◆ **WHAT IS BEING ASKED**
Format the entries from the first line through the line containing "svg-text:year: year xyxy=(398,896,480,943)", both ends included, as a JSON list of strings with one string per line. Leave out any blank lines.

(Spatial layout entries)
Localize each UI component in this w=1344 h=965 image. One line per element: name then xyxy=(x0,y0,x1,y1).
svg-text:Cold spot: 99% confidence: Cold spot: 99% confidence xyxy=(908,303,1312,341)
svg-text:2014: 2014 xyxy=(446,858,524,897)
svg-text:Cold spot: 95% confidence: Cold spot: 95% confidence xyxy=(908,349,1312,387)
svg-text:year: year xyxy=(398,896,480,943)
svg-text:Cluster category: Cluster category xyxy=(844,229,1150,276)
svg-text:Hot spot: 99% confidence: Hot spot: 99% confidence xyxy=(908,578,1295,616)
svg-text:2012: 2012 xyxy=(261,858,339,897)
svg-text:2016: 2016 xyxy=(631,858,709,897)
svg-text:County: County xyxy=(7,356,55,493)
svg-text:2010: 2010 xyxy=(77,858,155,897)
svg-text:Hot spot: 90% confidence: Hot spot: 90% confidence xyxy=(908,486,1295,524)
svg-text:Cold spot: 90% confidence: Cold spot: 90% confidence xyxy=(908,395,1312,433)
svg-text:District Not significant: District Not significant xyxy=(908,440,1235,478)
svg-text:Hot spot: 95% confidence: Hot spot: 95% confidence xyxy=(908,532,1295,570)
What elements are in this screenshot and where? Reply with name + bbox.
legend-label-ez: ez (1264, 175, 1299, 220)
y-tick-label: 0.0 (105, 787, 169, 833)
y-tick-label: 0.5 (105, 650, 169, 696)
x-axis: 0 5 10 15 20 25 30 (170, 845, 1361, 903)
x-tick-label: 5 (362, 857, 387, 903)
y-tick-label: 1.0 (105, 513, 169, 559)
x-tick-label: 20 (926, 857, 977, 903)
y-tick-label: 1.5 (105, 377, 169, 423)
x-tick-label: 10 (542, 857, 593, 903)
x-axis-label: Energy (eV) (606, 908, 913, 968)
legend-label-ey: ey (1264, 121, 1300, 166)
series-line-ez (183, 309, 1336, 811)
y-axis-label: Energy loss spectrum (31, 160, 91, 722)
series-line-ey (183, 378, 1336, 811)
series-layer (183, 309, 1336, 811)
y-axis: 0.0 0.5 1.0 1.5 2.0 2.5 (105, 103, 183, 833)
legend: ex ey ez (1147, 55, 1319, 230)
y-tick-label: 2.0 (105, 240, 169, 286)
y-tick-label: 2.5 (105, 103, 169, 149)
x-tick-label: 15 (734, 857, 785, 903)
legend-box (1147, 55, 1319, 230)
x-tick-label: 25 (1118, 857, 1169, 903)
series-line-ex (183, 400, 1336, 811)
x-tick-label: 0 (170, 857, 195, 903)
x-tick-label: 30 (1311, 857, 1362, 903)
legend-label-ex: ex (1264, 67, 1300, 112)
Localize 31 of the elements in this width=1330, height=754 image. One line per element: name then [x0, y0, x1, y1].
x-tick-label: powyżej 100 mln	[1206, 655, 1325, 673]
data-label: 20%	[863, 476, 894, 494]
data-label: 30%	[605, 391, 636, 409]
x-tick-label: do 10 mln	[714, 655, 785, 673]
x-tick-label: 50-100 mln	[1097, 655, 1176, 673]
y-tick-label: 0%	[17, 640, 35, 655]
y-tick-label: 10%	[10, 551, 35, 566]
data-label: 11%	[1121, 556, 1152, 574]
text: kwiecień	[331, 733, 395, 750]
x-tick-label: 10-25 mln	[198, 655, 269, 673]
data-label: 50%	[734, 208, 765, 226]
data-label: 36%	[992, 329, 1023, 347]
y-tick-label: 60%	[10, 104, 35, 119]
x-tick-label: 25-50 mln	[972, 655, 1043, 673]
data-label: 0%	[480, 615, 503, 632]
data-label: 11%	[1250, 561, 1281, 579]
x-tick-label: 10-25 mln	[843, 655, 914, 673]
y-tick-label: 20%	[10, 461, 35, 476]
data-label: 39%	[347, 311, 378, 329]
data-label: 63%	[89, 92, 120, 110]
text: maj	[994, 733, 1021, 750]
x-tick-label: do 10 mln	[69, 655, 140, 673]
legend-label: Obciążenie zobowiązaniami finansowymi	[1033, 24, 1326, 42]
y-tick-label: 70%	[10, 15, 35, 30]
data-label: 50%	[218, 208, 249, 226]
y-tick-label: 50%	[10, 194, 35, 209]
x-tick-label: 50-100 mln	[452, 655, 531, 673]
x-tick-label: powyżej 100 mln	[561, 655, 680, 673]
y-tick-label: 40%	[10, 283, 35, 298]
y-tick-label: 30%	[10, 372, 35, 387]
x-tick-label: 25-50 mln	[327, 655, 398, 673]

◆ **FINISHED EXERCISE**
[
  "Localize each UI component in this w=1344 h=965 image. One line per element: name then xyxy=(x0,y0,x1,y1).",
  "svg-text:Cold spot: 99% confidence: Cold spot: 99% confidence xyxy=(908,303,1312,341)",
  "svg-text:2014: 2014 xyxy=(446,858,524,897)",
  "svg-text:Cold spot: 95% confidence: Cold spot: 95% confidence xyxy=(908,349,1312,387)",
  "svg-text:year: year xyxy=(398,896,480,943)"
]